What you need to do: Pull out every line below holding the word "JSON".

Provided records:

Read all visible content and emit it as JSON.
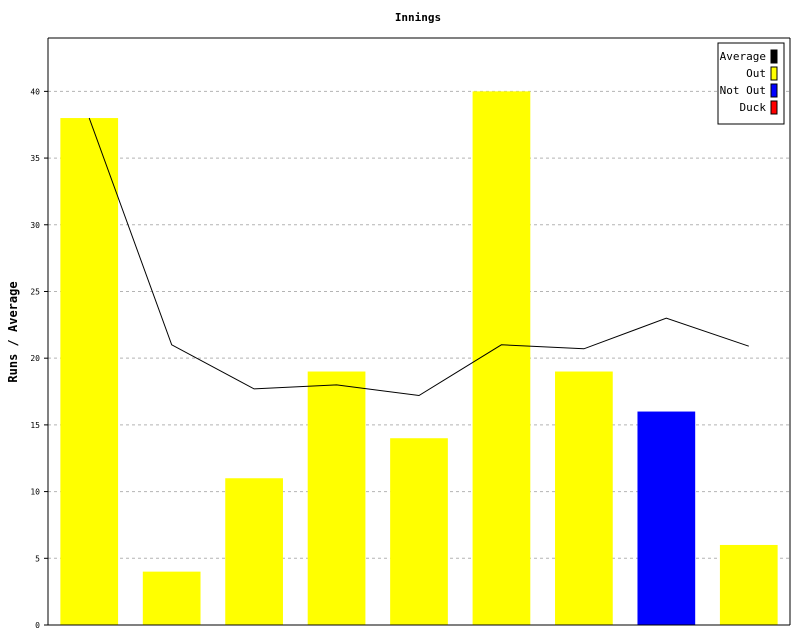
{
  "chart_data": {
    "type": "bar",
    "title": "Innings",
    "xlabel": "",
    "ylabel": "Runs / Average",
    "ylim": [
      0,
      44
    ],
    "yticks": [
      0,
      5,
      10,
      15,
      20,
      25,
      30,
      35,
      40
    ],
    "grid": true,
    "legend_position": "top-right",
    "legend": [
      {
        "label": "Average",
        "color": "#000000"
      },
      {
        "label": "Out",
        "color": "#ffff00"
      },
      {
        "label": "Not Out",
        "color": "#0000ff"
      },
      {
        "label": "Duck",
        "color": "#ff0000"
      }
    ],
    "bars": [
      {
        "value": 38,
        "status": "Out"
      },
      {
        "value": 4,
        "status": "Out"
      },
      {
        "value": 11,
        "status": "Out"
      },
      {
        "value": 19,
        "status": "Out"
      },
      {
        "value": 14,
        "status": "Out"
      },
      {
        "value": 40,
        "status": "Out"
      },
      {
        "value": 19,
        "status": "Out"
      },
      {
        "value": 16,
        "status": "Not Out"
      },
      {
        "value": 6,
        "status": "Out"
      }
    ],
    "series": [
      {
        "name": "Average",
        "values": [
          38,
          21,
          17.7,
          18,
          17.2,
          21,
          20.7,
          23,
          20.9
        ]
      }
    ],
    "colors": {
      "Out": "#ffff00",
      "Not Out": "#0000ff",
      "Duck": "#ff0000",
      "Average": "#000000"
    }
  }
}
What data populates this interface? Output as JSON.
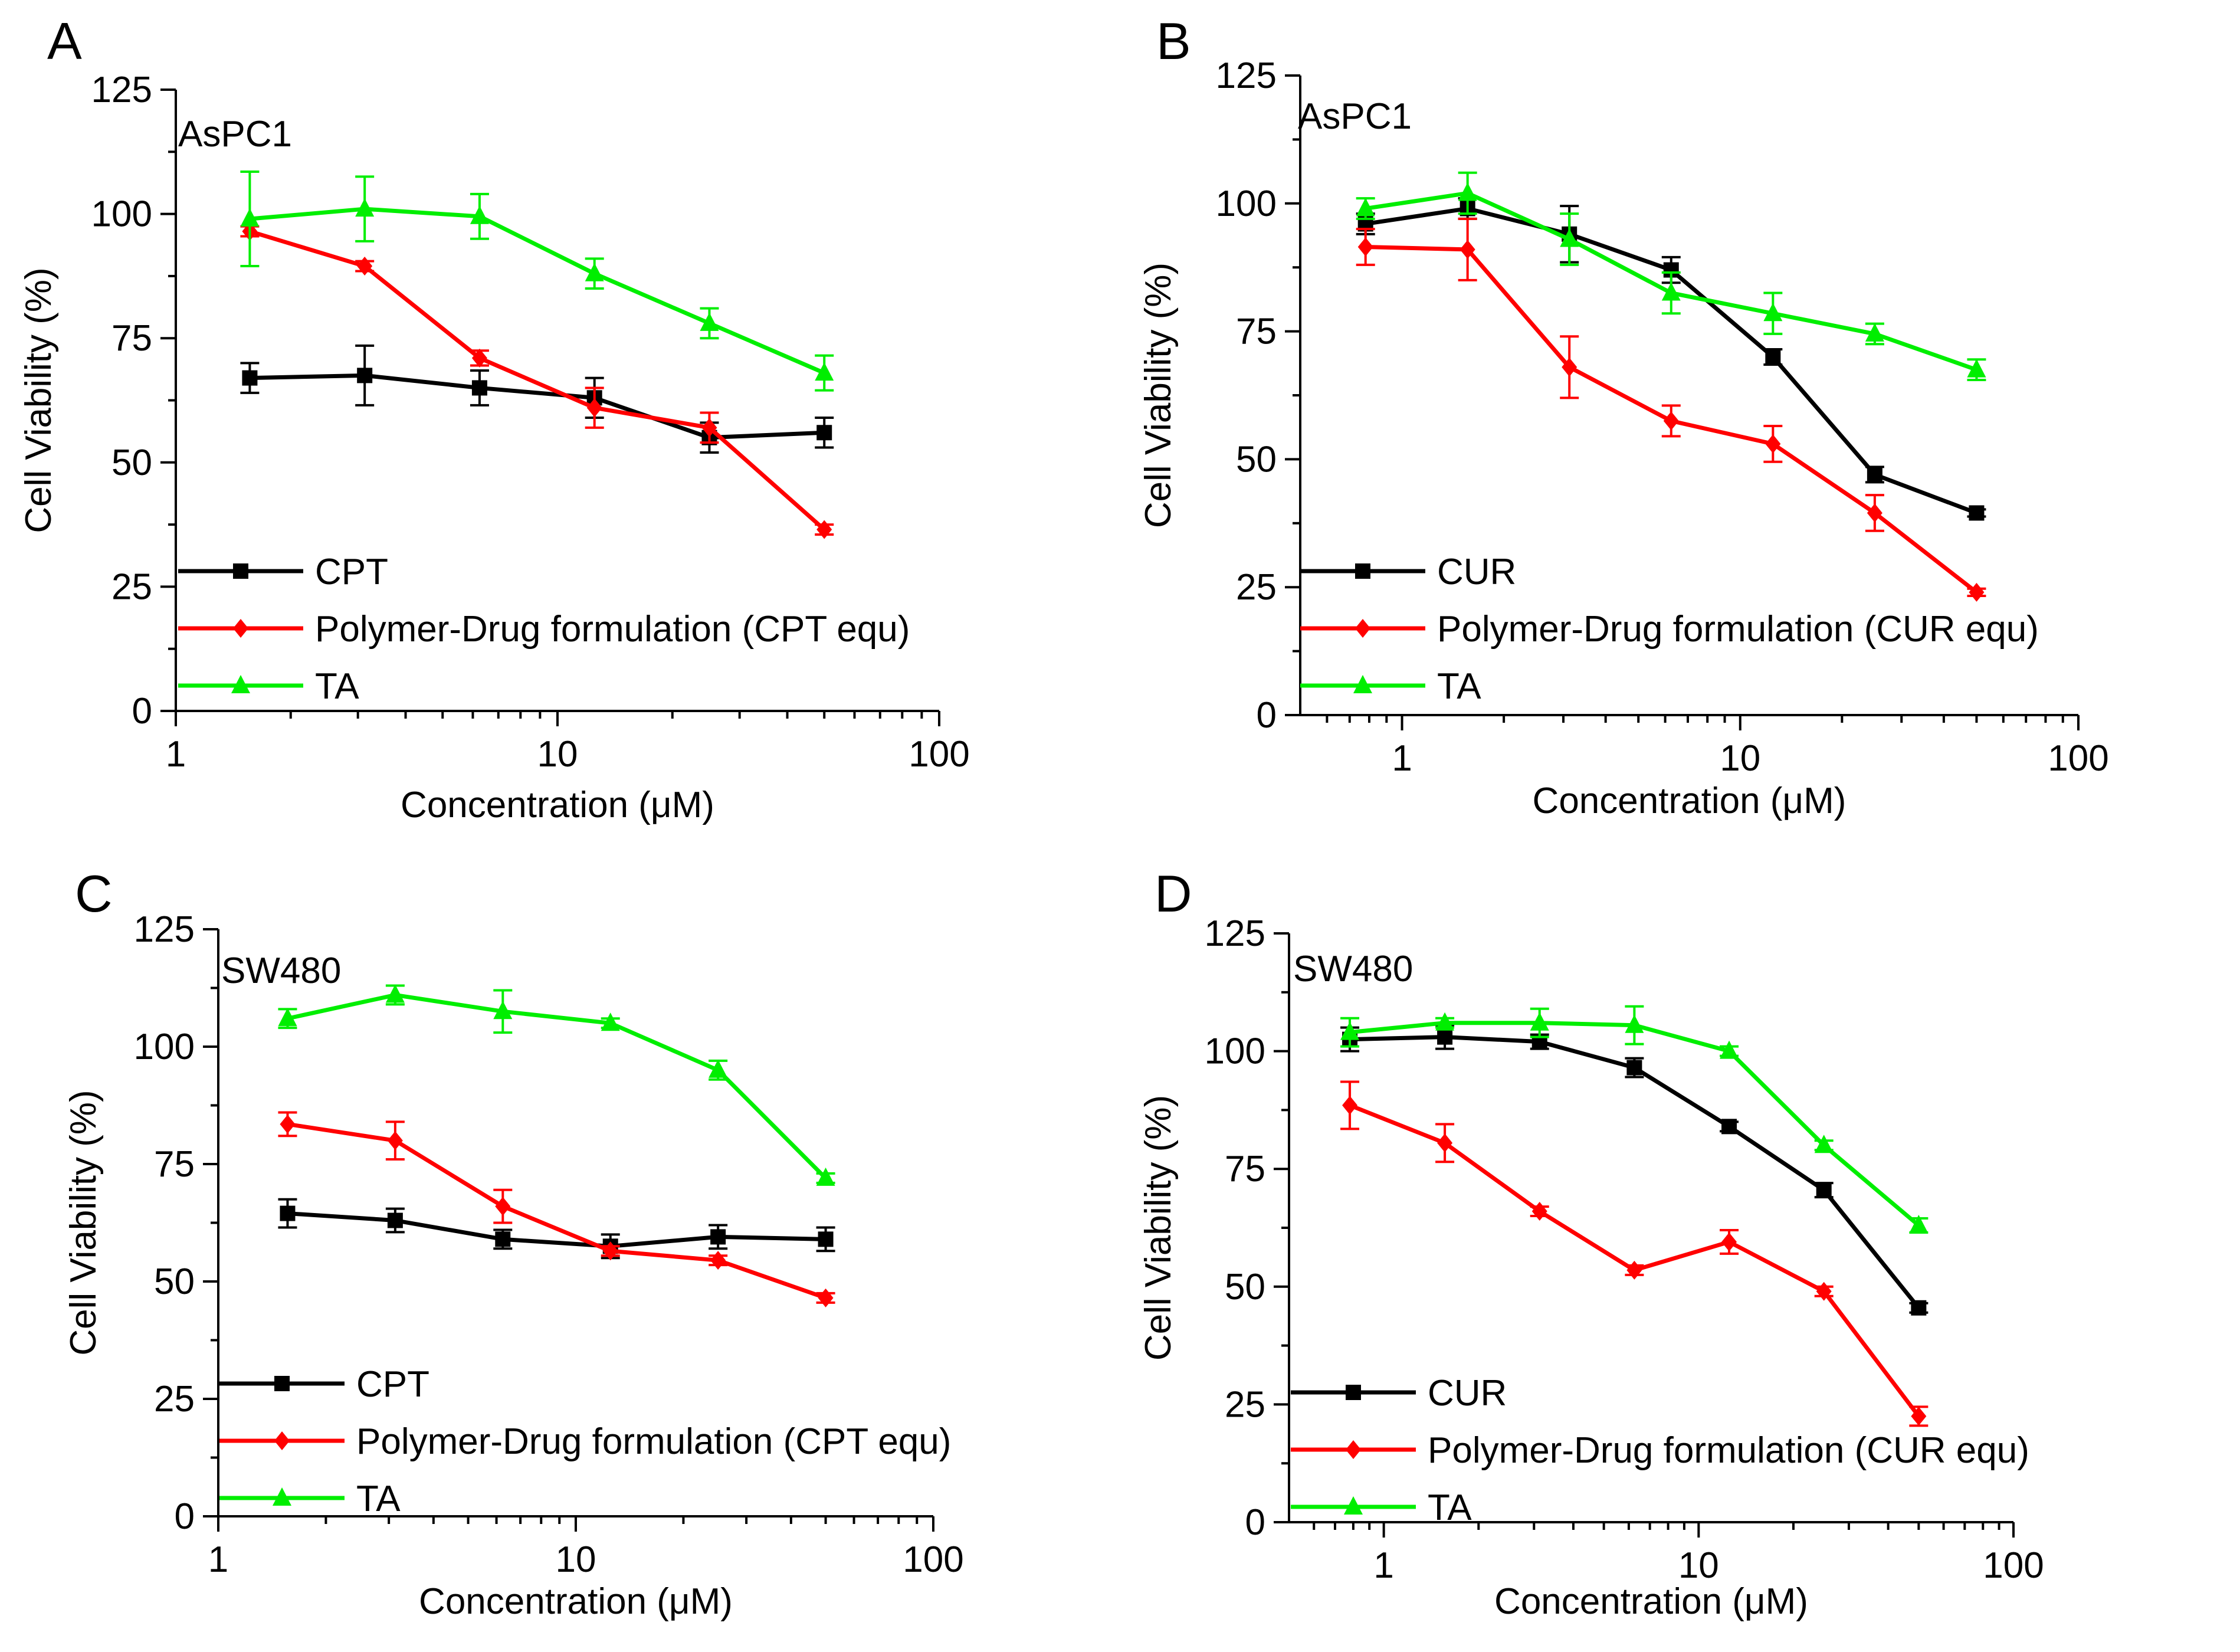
{
  "chart_data": [
    {
      "panel_label": "A",
      "type": "line",
      "cell_line": "AsPC1",
      "xlabel": "Concentration (μM)",
      "ylabel": "Cell Viability (%)",
      "xscale": "log",
      "xlim": [
        1,
        100
      ],
      "ylim": [
        0,
        125
      ],
      "xticks": [
        1,
        10,
        100
      ],
      "xtick_labels": [
        "1",
        "10",
        "100"
      ],
      "yticks": [
        0,
        25,
        50,
        75,
        100,
        125
      ],
      "ytick_labels": [
        "0",
        "25",
        "50",
        "75",
        "100",
        "125"
      ],
      "legend_position": "bottom-left",
      "series": [
        {
          "name": "CPT",
          "color": "#000000",
          "marker": "square",
          "x": [
            1.5625,
            3.125,
            6.25,
            12.5,
            25,
            50
          ],
          "y": [
            67,
            67.5,
            65,
            63,
            55,
            56
          ],
          "err": [
            3,
            6,
            3.5,
            4,
            3,
            3
          ]
        },
        {
          "name": "Polymer-Drug formulation (CPT equ)",
          "color": "#ff0000",
          "marker": "diamond",
          "x": [
            1.5625,
            3.125,
            6.25,
            12.5,
            25,
            50
          ],
          "y": [
            96.5,
            89.5,
            71,
            61,
            57,
            36.5
          ],
          "err": [
            1,
            1,
            1.5,
            4,
            3,
            1
          ]
        },
        {
          "name": "TA",
          "color": "#00ee00",
          "marker": "triangle",
          "x": [
            1.5625,
            3.125,
            6.25,
            12.5,
            25,
            50
          ],
          "y": [
            99,
            101,
            99.5,
            88,
            78,
            68
          ],
          "err": [
            9.5,
            6.5,
            4.5,
            3,
            3,
            3.5
          ]
        }
      ]
    },
    {
      "panel_label": "B",
      "type": "line",
      "cell_line": "AsPC1",
      "xlabel": "Concentration (μM)",
      "ylabel": "Cell Viability (%)",
      "xscale": "log",
      "xlim": [
        0.5,
        100
      ],
      "ylim": [
        0,
        125
      ],
      "xticks": [
        1,
        10,
        100
      ],
      "xtick_labels": [
        "1",
        "10",
        "100"
      ],
      "yticks": [
        0,
        25,
        50,
        75,
        100,
        125
      ],
      "ytick_labels": [
        "0",
        "25",
        "50",
        "75",
        "100",
        "125"
      ],
      "legend_position": "bottom-left",
      "series": [
        {
          "name": "CUR",
          "color": "#000000",
          "marker": "square",
          "x": [
            0.78,
            1.5625,
            3.125,
            6.25,
            12.5,
            25,
            50
          ],
          "y": [
            96,
            99,
            94,
            87,
            70,
            47,
            39.5
          ],
          "err": [
            2,
            2,
            5.5,
            2.5,
            1.5,
            1.5,
            0.7
          ]
        },
        {
          "name": "Polymer-Drug formulation (CUR equ)",
          "color": "#ff0000",
          "marker": "diamond",
          "x": [
            0.78,
            1.5625,
            3.125,
            6.25,
            12.5,
            25,
            50
          ],
          "y": [
            91.5,
            91,
            68,
            57.5,
            53,
            39.5,
            24
          ],
          "err": [
            3.5,
            6,
            6,
            3,
            3.5,
            3.5,
            0.7
          ]
        },
        {
          "name": "TA",
          "color": "#00ee00",
          "marker": "triangle",
          "x": [
            0.78,
            1.5625,
            3.125,
            6.25,
            12.5,
            25,
            50
          ],
          "y": [
            99,
            102,
            93,
            82.5,
            78.5,
            74.5,
            67.5
          ],
          "err": [
            2,
            4,
            5,
            4,
            4,
            2,
            2
          ]
        }
      ]
    },
    {
      "panel_label": "C",
      "type": "line",
      "cell_line": "SW480",
      "xlabel": "Concentration (μM)",
      "ylabel": "Cell Viability (%)",
      "xscale": "log",
      "xlim": [
        1,
        100
      ],
      "ylim": [
        0,
        125
      ],
      "xticks": [
        1,
        10,
        100
      ],
      "xtick_labels": [
        "1",
        "10",
        "100"
      ],
      "yticks": [
        0,
        25,
        50,
        75,
        100,
        125
      ],
      "ytick_labels": [
        "0",
        "25",
        "50",
        "75",
        "100",
        "125"
      ],
      "legend_position": "bottom-left",
      "series": [
        {
          "name": "CPT",
          "color": "#000000",
          "marker": "square",
          "x": [
            1.5625,
            3.125,
            6.25,
            12.5,
            25,
            50
          ],
          "y": [
            64.5,
            63,
            59,
            57.5,
            59.5,
            59
          ],
          "err": [
            3,
            2.5,
            2,
            2.5,
            2.5,
            2.5
          ]
        },
        {
          "name": "Polymer-Drug formulation (CPT equ)",
          "color": "#ff0000",
          "marker": "diamond",
          "x": [
            1.5625,
            3.125,
            6.25,
            12.5,
            25,
            50
          ],
          "y": [
            83.5,
            80,
            66,
            56.5,
            54.5,
            46.5
          ],
          "err": [
            2.5,
            4,
            3.5,
            1,
            1,
            1
          ]
        },
        {
          "name": "TA",
          "color": "#00ee00",
          "marker": "triangle",
          "x": [
            1.5625,
            3.125,
            6.25,
            12.5,
            25,
            50
          ],
          "y": [
            106,
            111,
            107.5,
            105,
            95,
            72
          ],
          "err": [
            2,
            2,
            4.5,
            1,
            2,
            1
          ]
        }
      ]
    },
    {
      "panel_label": "D",
      "type": "line",
      "cell_line": "SW480",
      "xlabel": "Concentration (μM)",
      "ylabel": "Cell Viability (%)",
      "xscale": "log",
      "xlim": [
        0.5,
        100
      ],
      "ylim": [
        0,
        125
      ],
      "xticks": [
        1,
        10,
        100
      ],
      "xtick_labels": [
        "1",
        "10",
        "100"
      ],
      "yticks": [
        0,
        25,
        50,
        75,
        100,
        125
      ],
      "ytick_labels": [
        "0",
        "25",
        "50",
        "75",
        "100",
        "125"
      ],
      "legend_position": "bottom-left",
      "series": [
        {
          "name": "CUR",
          "color": "#000000",
          "marker": "square",
          "x": [
            0.78,
            1.5625,
            3.125,
            6.25,
            12.5,
            25,
            50
          ],
          "y": [
            102.5,
            103,
            102,
            96.5,
            84,
            70.5,
            45.5
          ],
          "err": [
            2.5,
            2.5,
            1.5,
            2,
            1,
            1.5,
            1
          ]
        },
        {
          "name": "Polymer-Drug formulation (CUR equ)",
          "color": "#ff0000",
          "marker": "diamond",
          "x": [
            0.78,
            1.5625,
            3.125,
            6.25,
            12.5,
            25,
            50
          ],
          "y": [
            88.5,
            80.5,
            66,
            53.5,
            59.5,
            49,
            22.5
          ],
          "err": [
            5,
            4,
            1,
            1,
            2.5,
            1,
            2
          ]
        },
        {
          "name": "TA",
          "color": "#00ee00",
          "marker": "triangle",
          "x": [
            0.78,
            1.5625,
            3.125,
            6.25,
            12.5,
            25,
            50
          ],
          "y": [
            104,
            106,
            106,
            105.5,
            100,
            80,
            63
          ],
          "err": [
            3,
            1,
            3,
            4,
            1,
            1,
            1.5
          ]
        }
      ]
    }
  ]
}
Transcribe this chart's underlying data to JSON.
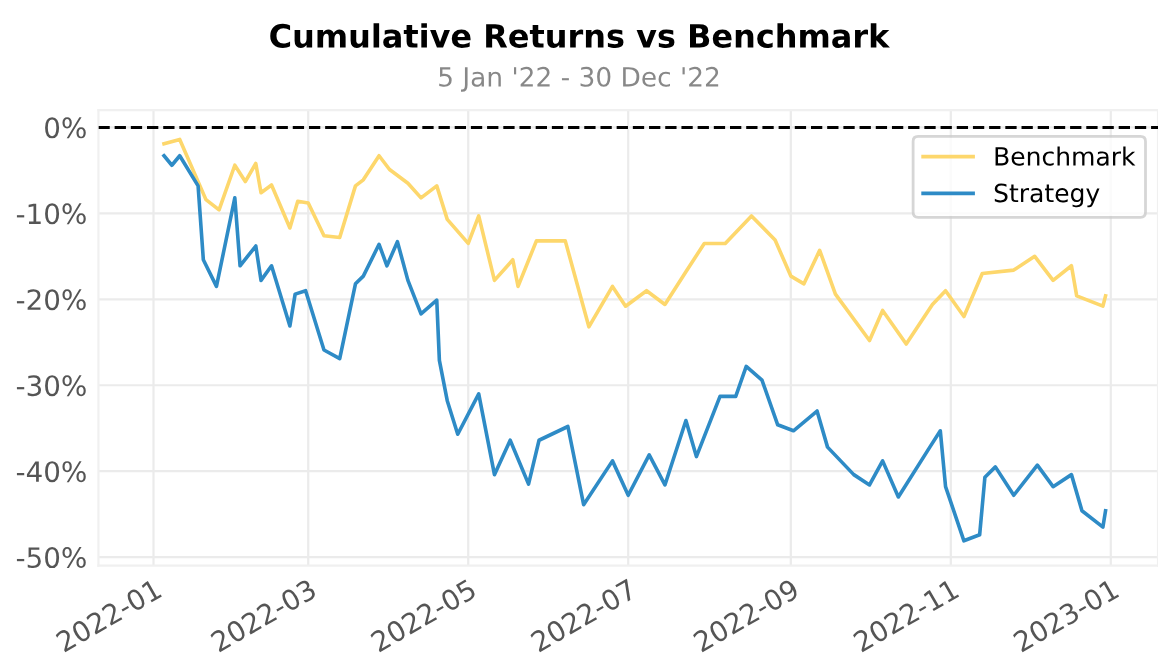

Problem solution:
Read all visible content and emit it as JSON.
What data populates this interface? Output as JSON.
Transcribe this chart's underlying data to JSON.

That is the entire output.